(Dataset entries)
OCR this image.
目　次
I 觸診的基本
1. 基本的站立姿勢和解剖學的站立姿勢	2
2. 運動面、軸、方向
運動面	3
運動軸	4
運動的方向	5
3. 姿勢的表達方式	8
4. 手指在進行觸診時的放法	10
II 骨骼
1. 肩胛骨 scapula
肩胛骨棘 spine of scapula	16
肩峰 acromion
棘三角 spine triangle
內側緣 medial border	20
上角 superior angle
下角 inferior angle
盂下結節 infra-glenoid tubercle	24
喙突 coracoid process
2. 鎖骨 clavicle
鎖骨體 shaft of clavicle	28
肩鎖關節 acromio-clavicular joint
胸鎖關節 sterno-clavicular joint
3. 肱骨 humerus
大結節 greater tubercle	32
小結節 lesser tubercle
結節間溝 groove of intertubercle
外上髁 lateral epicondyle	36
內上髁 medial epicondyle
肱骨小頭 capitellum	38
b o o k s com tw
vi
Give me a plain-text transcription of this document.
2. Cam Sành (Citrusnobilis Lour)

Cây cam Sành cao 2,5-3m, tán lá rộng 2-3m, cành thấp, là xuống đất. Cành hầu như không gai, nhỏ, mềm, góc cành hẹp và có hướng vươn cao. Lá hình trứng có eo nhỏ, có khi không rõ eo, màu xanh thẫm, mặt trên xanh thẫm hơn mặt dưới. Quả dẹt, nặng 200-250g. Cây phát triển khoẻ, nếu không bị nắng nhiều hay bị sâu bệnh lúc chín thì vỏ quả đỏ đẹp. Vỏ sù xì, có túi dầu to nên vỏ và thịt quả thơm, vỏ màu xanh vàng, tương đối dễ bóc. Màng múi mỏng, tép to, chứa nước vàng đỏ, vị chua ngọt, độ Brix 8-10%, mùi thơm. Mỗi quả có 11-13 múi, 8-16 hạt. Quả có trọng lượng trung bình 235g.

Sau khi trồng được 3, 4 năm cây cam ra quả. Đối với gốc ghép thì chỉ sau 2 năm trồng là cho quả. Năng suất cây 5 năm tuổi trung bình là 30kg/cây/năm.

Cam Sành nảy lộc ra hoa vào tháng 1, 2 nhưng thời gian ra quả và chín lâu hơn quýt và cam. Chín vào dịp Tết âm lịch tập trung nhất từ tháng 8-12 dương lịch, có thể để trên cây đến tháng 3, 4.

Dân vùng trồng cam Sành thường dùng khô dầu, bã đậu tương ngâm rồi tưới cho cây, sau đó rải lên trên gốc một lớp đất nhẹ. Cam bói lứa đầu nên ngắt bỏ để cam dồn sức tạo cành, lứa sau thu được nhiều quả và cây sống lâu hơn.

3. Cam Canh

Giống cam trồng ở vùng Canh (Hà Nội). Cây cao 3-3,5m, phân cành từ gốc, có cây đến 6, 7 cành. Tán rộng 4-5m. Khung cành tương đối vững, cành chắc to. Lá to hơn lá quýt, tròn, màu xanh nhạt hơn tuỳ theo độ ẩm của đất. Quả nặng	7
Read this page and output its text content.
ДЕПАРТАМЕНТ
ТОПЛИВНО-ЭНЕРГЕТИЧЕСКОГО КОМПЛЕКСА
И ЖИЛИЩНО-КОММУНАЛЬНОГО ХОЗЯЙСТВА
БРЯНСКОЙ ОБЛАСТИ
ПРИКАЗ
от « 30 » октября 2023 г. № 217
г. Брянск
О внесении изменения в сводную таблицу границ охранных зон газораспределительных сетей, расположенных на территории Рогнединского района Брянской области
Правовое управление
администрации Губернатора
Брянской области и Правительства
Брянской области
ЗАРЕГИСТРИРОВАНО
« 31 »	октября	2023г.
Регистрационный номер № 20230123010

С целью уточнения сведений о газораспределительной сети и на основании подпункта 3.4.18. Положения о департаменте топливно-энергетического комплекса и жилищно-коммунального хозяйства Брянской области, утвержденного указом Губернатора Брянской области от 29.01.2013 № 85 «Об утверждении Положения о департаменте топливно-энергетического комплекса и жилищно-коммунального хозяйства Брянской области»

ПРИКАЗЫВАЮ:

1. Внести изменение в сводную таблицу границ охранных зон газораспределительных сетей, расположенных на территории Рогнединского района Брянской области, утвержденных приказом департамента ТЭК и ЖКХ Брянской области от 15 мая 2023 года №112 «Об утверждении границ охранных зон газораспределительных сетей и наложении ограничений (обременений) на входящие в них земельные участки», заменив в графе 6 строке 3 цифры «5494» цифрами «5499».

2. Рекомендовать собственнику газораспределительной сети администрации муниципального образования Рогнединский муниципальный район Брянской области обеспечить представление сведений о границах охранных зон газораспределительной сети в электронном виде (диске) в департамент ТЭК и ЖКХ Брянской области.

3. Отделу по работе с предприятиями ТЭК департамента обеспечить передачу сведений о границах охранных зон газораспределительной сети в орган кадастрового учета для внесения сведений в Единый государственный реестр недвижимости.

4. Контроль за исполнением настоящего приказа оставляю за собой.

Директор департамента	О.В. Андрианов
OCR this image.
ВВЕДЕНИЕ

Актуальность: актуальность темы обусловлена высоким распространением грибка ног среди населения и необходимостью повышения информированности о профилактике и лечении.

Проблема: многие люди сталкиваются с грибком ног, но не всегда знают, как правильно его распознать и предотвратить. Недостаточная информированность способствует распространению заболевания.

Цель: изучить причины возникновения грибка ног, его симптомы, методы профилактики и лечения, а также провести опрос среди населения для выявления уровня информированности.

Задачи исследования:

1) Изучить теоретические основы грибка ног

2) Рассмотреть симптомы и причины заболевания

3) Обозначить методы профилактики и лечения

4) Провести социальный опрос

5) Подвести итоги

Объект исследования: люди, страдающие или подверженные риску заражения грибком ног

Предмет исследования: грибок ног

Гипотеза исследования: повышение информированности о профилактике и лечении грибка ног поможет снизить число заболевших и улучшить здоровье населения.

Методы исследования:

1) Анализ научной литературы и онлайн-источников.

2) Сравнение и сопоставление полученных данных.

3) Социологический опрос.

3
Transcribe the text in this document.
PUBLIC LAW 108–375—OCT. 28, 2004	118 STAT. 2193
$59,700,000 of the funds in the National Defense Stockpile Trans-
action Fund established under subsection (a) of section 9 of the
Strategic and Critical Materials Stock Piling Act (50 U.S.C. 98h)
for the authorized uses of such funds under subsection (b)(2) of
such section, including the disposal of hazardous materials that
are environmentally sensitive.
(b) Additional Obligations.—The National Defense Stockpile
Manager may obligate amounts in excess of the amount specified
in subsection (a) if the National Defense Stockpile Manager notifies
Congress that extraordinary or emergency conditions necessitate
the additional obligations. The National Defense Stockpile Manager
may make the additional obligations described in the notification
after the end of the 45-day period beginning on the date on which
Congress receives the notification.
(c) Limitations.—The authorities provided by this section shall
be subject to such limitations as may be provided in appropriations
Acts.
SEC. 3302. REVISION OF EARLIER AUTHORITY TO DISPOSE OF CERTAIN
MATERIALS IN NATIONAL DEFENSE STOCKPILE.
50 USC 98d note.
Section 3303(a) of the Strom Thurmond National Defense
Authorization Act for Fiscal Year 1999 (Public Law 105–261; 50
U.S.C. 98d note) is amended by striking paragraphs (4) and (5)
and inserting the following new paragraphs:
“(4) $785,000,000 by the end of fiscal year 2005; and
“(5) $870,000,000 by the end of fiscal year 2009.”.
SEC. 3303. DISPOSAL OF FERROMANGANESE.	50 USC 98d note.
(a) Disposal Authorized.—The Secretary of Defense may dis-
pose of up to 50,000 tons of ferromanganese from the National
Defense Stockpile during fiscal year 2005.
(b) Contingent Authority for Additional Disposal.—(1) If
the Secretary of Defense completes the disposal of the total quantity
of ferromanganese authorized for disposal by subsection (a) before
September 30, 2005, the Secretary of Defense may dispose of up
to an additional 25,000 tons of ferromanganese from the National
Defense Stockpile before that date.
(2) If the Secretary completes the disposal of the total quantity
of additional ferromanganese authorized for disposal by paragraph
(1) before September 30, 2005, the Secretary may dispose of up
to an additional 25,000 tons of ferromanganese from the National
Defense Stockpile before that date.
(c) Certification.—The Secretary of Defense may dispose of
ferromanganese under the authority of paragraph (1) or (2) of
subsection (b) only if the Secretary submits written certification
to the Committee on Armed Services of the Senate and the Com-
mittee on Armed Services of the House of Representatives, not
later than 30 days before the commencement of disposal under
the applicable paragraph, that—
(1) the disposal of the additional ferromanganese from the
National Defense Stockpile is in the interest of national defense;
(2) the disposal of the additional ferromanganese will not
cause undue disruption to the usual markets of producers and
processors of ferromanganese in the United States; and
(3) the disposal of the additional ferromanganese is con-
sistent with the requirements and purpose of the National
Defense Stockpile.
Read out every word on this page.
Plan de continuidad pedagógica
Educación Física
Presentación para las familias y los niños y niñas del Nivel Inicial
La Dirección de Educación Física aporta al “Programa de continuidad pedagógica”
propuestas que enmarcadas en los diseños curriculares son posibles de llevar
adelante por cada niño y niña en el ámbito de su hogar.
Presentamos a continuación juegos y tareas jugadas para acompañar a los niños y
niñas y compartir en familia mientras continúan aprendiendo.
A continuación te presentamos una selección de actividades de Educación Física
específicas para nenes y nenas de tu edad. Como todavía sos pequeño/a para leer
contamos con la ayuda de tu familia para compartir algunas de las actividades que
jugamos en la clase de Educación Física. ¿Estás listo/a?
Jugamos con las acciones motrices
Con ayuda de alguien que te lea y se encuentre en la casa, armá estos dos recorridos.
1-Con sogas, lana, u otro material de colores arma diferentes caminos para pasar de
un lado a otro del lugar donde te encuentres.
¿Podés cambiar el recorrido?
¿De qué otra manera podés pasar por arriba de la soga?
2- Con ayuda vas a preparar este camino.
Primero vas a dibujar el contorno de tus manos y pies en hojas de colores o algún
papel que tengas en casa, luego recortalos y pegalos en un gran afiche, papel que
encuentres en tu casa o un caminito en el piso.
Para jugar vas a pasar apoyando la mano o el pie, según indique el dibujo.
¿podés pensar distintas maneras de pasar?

- AIM: Which lines hold the word "clavicle"? Show each one.

- COMPLETED EXERCISE:
2. 鎖骨 clavicle
鎖骨體 shaft of clavicle	28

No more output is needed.